-- START Listed records --

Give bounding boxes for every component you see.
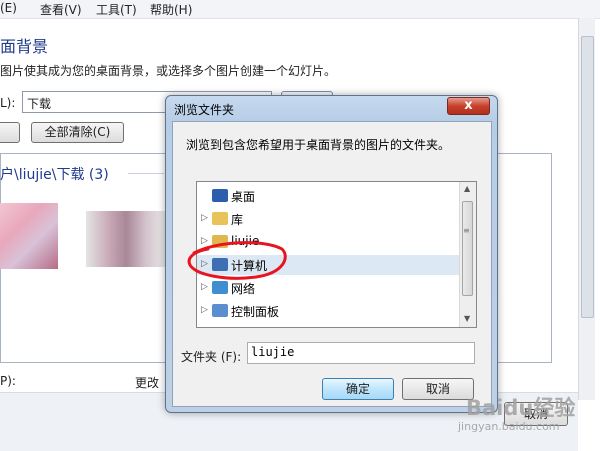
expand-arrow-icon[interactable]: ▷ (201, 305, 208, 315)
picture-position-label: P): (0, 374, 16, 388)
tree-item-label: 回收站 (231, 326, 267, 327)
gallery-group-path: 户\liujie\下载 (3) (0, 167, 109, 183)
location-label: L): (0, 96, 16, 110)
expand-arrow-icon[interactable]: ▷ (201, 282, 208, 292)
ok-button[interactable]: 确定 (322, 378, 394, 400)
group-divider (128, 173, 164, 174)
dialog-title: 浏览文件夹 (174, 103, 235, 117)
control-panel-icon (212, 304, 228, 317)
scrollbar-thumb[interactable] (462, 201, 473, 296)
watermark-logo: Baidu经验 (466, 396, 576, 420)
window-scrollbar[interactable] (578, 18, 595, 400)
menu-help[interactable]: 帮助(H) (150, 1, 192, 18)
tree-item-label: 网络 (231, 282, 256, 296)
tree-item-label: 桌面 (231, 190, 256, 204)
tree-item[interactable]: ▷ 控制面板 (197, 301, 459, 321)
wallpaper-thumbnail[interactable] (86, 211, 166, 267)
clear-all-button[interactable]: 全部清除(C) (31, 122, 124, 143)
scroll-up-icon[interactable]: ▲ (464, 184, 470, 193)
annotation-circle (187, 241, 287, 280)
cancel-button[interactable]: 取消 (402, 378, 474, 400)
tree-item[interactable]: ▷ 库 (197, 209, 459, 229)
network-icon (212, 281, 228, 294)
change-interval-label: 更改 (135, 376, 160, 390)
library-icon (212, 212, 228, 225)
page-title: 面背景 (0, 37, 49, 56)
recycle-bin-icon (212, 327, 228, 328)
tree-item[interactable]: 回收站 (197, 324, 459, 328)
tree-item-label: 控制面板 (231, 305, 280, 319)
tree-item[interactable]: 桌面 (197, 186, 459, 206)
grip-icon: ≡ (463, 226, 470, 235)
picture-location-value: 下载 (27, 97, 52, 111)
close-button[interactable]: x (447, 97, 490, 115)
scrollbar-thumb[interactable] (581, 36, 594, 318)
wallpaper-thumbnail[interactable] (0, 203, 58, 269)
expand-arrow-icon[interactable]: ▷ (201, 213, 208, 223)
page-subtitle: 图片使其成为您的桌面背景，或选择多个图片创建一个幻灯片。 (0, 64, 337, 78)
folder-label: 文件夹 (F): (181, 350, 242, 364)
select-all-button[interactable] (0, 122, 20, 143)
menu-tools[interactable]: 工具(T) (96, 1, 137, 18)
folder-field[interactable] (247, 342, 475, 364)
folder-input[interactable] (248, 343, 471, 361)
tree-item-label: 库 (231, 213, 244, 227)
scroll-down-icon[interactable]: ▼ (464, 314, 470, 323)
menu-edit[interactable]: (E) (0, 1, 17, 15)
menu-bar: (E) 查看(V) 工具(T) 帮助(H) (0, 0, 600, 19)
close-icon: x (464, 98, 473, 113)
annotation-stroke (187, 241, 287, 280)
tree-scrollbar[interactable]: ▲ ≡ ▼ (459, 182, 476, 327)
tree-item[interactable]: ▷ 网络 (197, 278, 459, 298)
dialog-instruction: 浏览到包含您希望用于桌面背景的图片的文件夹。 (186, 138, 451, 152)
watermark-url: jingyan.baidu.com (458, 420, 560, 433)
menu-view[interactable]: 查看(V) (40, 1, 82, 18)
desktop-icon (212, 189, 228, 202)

-- END Listed records --

- Stated problem -
Write out each of the lines above exactly as they appear, but leave out the pictures.

- Written response -
Give bounding boxes for every component you see.
expand-arrow-icon[interactable]: ▷ (201, 305, 208, 315)
picture-position-label: P): (0, 374, 16, 388)
tree-item-label: 回收站 (231, 326, 267, 327)
gallery-group-path: 户\liujie\下载 (3) (0, 167, 109, 183)
location-label: L): (0, 96, 16, 110)
expand-arrow-icon[interactable]: ▷ (201, 282, 208, 292)
ok-button[interactable]: 确定 (322, 378, 394, 400)
group-divider (128, 173, 164, 174)
dialog-title: 浏览文件夹 (174, 103, 235, 117)
control-panel-icon (212, 304, 228, 317)
scrollbar-thumb[interactable] (462, 201, 473, 296)
watermark-logo: Baidu经验 (466, 396, 576, 420)
window-scrollbar[interactable] (578, 18, 595, 400)
menu-help[interactable]: 帮助(H) (150, 1, 192, 18)
tree-item-label: 网络 (231, 282, 256, 296)
tree-item-label: 桌面 (231, 190, 256, 204)
tree-item[interactable]: ▷ 控制面板 (197, 301, 459, 321)
wallpaper-thumbnail[interactable] (86, 211, 166, 267)
clear-all-button[interactable]: 全部清除(C) (31, 122, 124, 143)
scroll-up-icon[interactable]: ▲ (464, 184, 470, 193)
annotation-circle (187, 241, 287, 280)
cancel-button[interactable]: 取消 (402, 378, 474, 400)
tree-item[interactable]: ▷ 库 (197, 209, 459, 229)
network-icon (212, 281, 228, 294)
change-interval-label: 更改 (135, 376, 160, 390)
library-icon (212, 212, 228, 225)
page-title: 面背景 (0, 37, 49, 56)
recycle-bin-icon (212, 327, 228, 328)
tree-item[interactable]: 回收站 (197, 324, 459, 328)
tree-item-label: 控制面板 (231, 305, 280, 319)
tree-item[interactable]: 桌面 (197, 186, 459, 206)
grip-icon: ≡ (463, 226, 470, 235)
picture-location-value: 下载 (27, 97, 52, 111)
close-button[interactable]: x (447, 97, 490, 115)
scrollbar-thumb[interactable] (581, 36, 594, 318)
wallpaper-thumbnail[interactable] (0, 203, 58, 269)
expand-arrow-icon[interactable]: ▷ (201, 213, 208, 223)
page-subtitle: 图片使其成为您的桌面背景，或选择多个图片创建一个幻灯片。 (0, 64, 337, 78)
folder-label: 文件夹 (F): (181, 350, 242, 364)
select-all-button[interactable] (0, 122, 20, 143)
menu-tools[interactable]: 工具(T) (96, 1, 137, 18)
folder-field[interactable] (247, 342, 475, 364)
folder-input[interactable] (248, 343, 471, 361)
tree-item-label: 库 (231, 213, 244, 227)
scroll-down-icon[interactable]: ▼ (464, 314, 470, 323)
menu-edit[interactable]: (E) (0, 1, 17, 15)
menu-bar: (E) 查看(V) 工具(T) 帮助(H) (0, 0, 600, 19)
close-icon: x (464, 98, 473, 113)
annotation-stroke (187, 241, 287, 280)
tree-scrollbar[interactable]: ▲ ≡ ▼ (459, 182, 476, 327)
tree-item[interactable]: ▷ 网络 (197, 278, 459, 298)
dialog-instruction: 浏览到包含您希望用于桌面背景的图片的文件夹。 (186, 138, 451, 152)
watermark-url: jingyan.baidu.com (458, 420, 560, 433)
menu-view[interactable]: 查看(V) (40, 1, 82, 18)
desktop-icon (212, 189, 228, 202)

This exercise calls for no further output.